■ Aim of the task ■
Only the lines with the string "this" are needed; return each of them from the entries below.

Page transcription records
___
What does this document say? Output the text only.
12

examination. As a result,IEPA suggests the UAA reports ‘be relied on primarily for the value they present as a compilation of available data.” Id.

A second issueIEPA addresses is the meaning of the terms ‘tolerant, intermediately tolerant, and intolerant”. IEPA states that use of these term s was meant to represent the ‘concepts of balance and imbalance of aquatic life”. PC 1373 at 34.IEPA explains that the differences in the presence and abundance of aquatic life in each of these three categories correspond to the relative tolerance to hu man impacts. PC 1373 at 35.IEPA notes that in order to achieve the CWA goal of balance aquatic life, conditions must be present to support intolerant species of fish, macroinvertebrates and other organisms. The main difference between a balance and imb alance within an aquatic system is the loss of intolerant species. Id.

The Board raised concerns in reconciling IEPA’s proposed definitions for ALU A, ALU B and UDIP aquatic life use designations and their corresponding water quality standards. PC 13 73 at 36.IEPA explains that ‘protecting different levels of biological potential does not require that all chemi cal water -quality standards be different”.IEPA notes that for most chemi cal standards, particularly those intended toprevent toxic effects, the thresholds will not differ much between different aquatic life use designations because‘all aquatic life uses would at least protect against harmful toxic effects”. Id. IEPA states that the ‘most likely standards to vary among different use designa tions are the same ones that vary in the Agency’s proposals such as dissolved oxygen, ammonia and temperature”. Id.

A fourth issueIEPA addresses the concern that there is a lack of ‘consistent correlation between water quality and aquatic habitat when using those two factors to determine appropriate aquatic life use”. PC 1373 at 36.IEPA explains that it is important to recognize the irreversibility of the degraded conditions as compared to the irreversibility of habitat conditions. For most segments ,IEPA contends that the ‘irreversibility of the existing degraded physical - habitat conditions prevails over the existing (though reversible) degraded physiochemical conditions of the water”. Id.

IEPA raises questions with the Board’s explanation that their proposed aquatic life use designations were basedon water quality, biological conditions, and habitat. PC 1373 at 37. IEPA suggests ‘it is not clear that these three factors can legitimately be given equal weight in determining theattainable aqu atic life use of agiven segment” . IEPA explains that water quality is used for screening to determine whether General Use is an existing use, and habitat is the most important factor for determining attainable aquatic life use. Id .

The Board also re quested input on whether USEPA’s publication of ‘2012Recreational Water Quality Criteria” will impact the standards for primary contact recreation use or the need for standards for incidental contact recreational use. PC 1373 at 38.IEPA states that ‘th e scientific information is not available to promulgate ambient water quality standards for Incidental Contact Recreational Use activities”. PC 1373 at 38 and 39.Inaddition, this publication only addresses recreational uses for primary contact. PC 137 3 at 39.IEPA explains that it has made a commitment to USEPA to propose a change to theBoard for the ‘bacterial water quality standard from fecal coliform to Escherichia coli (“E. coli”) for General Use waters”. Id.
___
■ Solution ■
What does this document say? Output the text only.
The Board also re quested input on whether USEPA’s publication of ‘2012Recreational Water Quality Criteria” will impact the standards for primary contact recreation use or the need for standards for incidental contact recreational use. PC 1373 at 38.IEPA states that ‘th e scientific information is not available to promulgate ambient water quality standards for Incidental Contact Recreational Use activities”. PC 1373 at 38 and 39.Inaddition, this publication only addresses recreational uses for primary contact. PC 137 3 at 39.IEPA explains that it has made a commitment to USEPA to propose a change to theBoard for the ‘bacterial water quality standard from fecal coliform to Escherichia coli (“E. coli”) for General Use waters”. Id.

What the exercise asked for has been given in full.